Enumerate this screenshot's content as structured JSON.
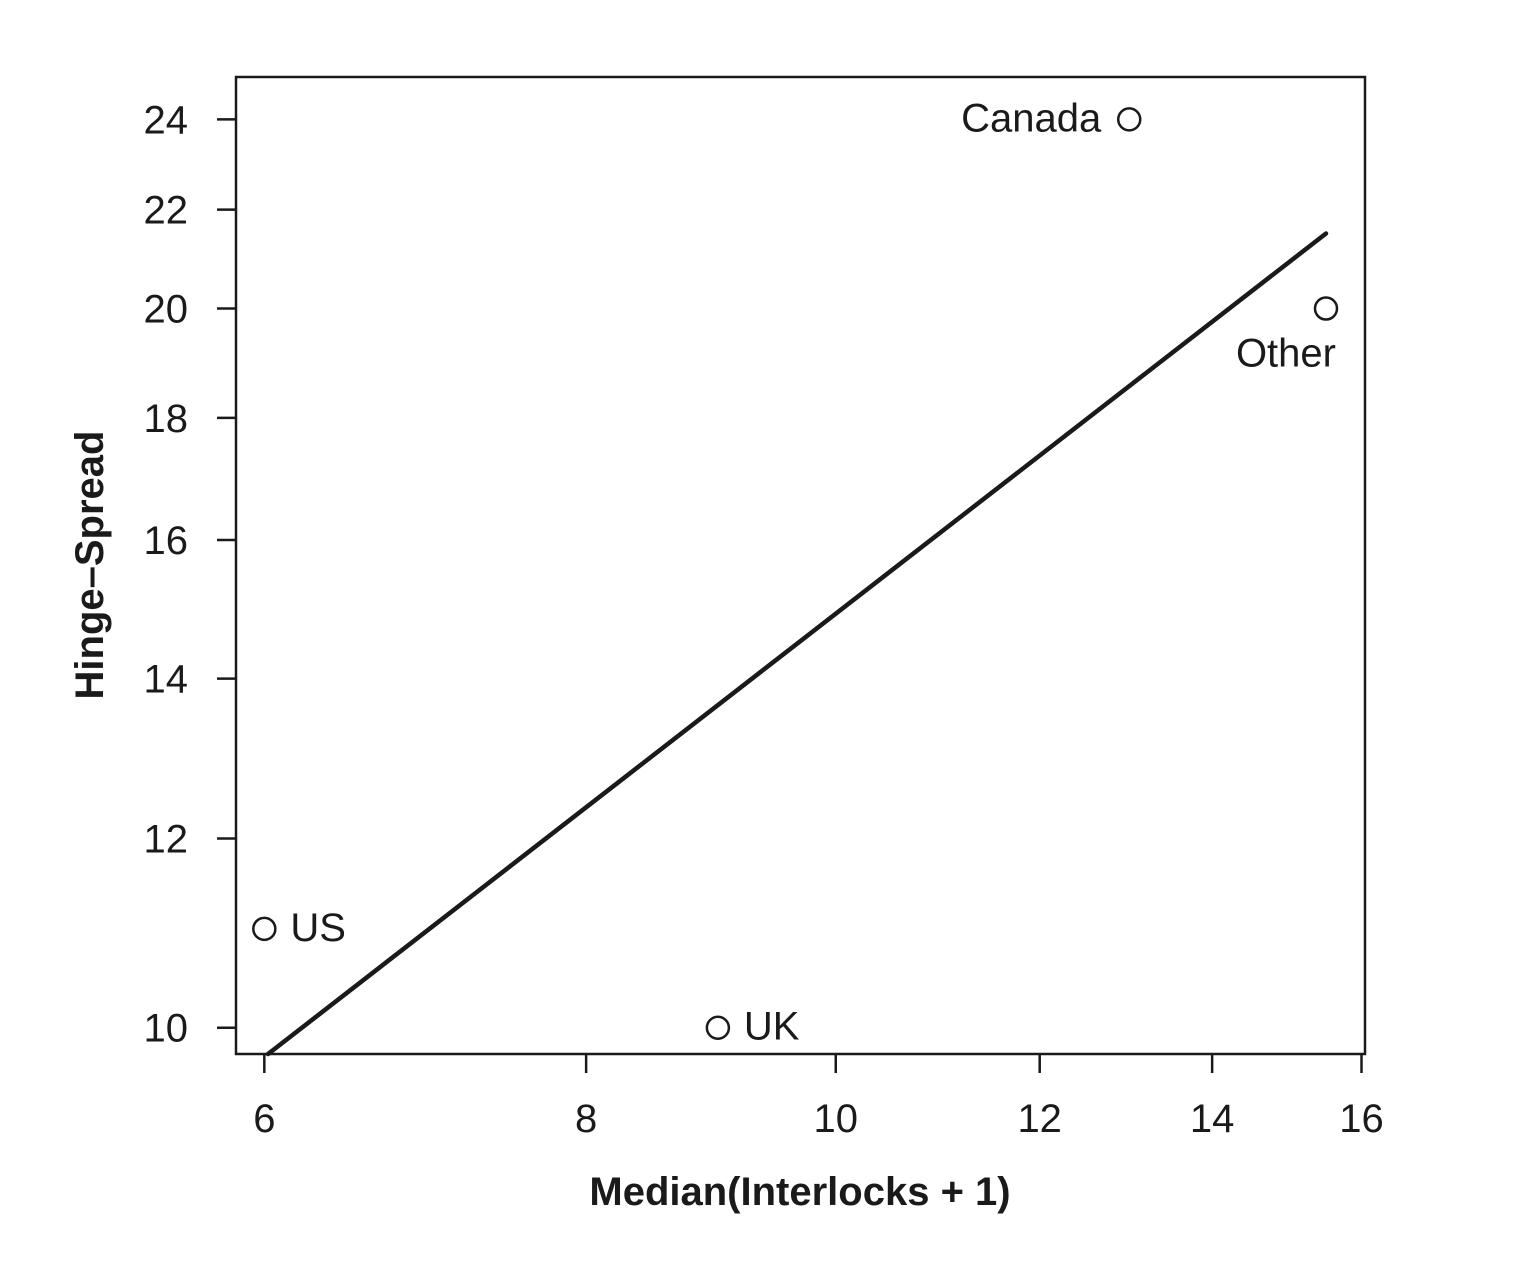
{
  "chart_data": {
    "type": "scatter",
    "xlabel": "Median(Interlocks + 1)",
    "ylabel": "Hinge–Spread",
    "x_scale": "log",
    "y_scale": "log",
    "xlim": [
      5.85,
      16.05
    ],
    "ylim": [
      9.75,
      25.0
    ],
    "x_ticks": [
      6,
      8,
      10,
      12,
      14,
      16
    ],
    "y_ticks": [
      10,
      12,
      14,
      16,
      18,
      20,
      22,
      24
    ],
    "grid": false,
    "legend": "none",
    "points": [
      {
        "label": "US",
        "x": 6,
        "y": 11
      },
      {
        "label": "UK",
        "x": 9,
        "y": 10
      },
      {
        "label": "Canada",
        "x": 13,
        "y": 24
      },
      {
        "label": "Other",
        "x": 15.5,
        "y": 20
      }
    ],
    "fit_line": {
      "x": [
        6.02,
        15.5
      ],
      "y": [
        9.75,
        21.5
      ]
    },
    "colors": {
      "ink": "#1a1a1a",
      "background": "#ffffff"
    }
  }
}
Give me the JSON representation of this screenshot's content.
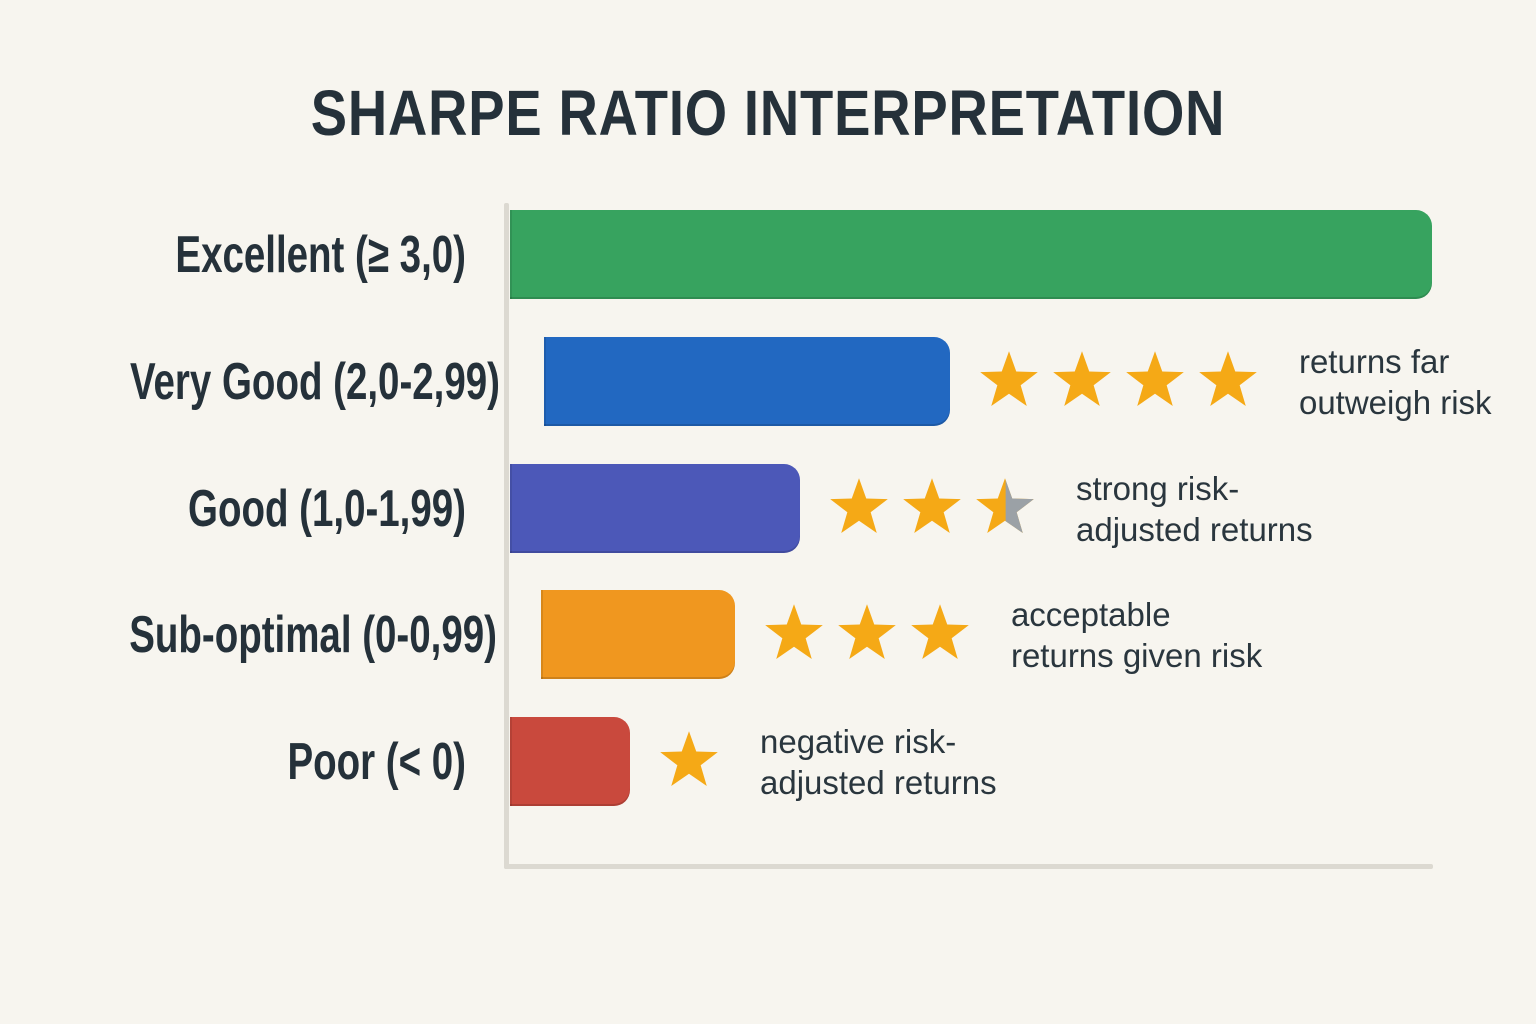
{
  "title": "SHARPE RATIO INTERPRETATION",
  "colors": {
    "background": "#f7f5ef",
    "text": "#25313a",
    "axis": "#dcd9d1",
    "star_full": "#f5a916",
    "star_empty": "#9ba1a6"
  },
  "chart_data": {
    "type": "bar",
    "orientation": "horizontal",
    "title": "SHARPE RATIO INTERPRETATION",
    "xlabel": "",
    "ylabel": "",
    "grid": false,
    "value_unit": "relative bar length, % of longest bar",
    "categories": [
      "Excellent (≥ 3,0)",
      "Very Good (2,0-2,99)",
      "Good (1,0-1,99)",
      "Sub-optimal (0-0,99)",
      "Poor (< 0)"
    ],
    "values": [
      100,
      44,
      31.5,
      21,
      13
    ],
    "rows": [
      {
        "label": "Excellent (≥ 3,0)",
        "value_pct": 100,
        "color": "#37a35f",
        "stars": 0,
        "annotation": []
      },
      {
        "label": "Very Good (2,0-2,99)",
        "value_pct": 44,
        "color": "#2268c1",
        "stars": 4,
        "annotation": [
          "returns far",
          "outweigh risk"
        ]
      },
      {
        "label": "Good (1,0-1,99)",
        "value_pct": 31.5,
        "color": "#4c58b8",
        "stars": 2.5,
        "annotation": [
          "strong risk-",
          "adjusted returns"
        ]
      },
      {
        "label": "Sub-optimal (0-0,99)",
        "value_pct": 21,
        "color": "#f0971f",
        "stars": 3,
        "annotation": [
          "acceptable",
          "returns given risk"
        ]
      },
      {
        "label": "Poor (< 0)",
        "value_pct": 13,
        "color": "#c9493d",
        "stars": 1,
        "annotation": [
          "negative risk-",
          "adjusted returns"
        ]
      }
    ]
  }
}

....

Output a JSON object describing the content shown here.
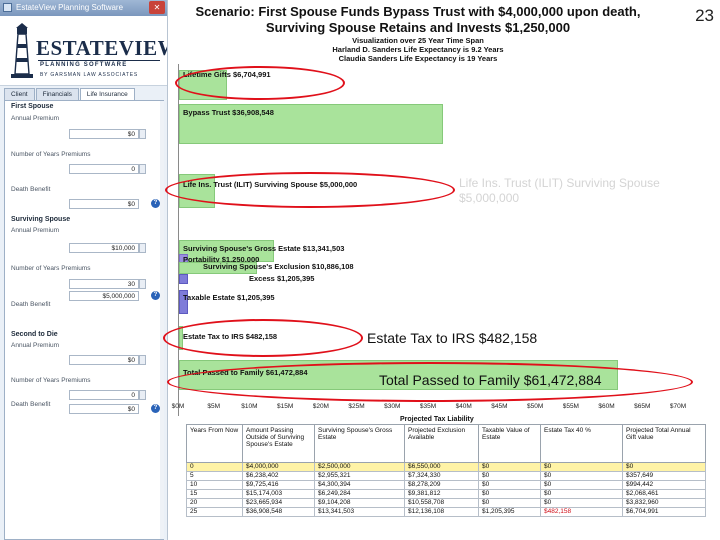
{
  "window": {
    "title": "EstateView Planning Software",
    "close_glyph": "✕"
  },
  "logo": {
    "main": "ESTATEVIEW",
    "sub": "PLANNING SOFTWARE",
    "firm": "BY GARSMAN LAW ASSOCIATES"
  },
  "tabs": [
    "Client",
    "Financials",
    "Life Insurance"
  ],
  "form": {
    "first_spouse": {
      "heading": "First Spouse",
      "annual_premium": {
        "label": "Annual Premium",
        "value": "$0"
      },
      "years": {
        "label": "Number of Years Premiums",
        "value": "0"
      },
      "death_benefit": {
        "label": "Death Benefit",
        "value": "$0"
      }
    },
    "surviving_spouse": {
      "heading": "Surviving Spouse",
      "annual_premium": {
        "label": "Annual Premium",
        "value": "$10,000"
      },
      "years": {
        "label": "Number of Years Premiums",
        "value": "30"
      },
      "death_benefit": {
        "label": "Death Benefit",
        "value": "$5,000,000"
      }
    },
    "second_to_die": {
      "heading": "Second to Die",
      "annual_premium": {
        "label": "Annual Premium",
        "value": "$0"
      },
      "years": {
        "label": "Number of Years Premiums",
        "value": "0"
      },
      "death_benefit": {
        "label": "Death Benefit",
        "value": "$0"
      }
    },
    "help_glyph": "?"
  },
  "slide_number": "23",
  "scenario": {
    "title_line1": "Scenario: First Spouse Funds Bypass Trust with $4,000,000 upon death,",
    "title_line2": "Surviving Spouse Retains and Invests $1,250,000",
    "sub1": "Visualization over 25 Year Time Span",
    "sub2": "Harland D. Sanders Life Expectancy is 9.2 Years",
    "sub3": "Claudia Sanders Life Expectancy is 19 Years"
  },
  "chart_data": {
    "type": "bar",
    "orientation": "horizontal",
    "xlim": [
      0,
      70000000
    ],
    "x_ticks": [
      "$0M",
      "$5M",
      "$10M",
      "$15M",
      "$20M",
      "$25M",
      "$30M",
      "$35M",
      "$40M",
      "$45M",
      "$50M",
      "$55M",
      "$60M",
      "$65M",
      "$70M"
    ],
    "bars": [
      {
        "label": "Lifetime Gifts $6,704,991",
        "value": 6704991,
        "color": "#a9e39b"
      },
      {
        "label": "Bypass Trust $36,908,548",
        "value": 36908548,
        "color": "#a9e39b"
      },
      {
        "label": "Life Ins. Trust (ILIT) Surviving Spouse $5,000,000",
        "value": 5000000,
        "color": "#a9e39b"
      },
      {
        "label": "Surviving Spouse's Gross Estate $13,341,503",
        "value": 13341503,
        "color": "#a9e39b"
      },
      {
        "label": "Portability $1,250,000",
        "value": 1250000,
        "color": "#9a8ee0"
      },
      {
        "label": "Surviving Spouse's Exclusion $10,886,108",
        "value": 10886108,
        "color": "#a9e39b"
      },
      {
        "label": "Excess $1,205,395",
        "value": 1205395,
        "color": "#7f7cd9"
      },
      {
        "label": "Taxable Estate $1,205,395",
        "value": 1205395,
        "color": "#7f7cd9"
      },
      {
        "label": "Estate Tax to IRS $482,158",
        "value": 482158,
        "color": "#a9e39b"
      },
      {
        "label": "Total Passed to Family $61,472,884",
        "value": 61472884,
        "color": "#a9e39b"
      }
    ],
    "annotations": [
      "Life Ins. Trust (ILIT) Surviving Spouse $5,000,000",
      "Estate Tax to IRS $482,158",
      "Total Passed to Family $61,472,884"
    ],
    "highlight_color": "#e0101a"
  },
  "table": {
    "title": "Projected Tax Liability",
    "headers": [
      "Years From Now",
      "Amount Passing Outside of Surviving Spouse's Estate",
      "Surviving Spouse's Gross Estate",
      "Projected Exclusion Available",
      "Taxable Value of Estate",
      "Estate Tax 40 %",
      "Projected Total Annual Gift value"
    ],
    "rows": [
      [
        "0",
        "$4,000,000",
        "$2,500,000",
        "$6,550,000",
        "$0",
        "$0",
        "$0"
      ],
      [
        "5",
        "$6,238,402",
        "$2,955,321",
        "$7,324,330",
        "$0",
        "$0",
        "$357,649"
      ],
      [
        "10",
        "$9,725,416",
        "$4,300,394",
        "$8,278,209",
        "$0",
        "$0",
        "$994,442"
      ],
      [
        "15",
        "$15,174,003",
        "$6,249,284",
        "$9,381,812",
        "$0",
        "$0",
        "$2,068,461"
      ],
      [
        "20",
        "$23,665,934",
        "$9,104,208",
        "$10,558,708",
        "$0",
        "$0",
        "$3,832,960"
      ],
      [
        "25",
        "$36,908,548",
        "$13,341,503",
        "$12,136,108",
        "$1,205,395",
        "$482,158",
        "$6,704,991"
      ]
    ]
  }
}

....

Search the lines above for the string "Taxable", then show every one that has it.

        "label": "Taxable Estate $1,205,395",
      "Taxable Value of Estate",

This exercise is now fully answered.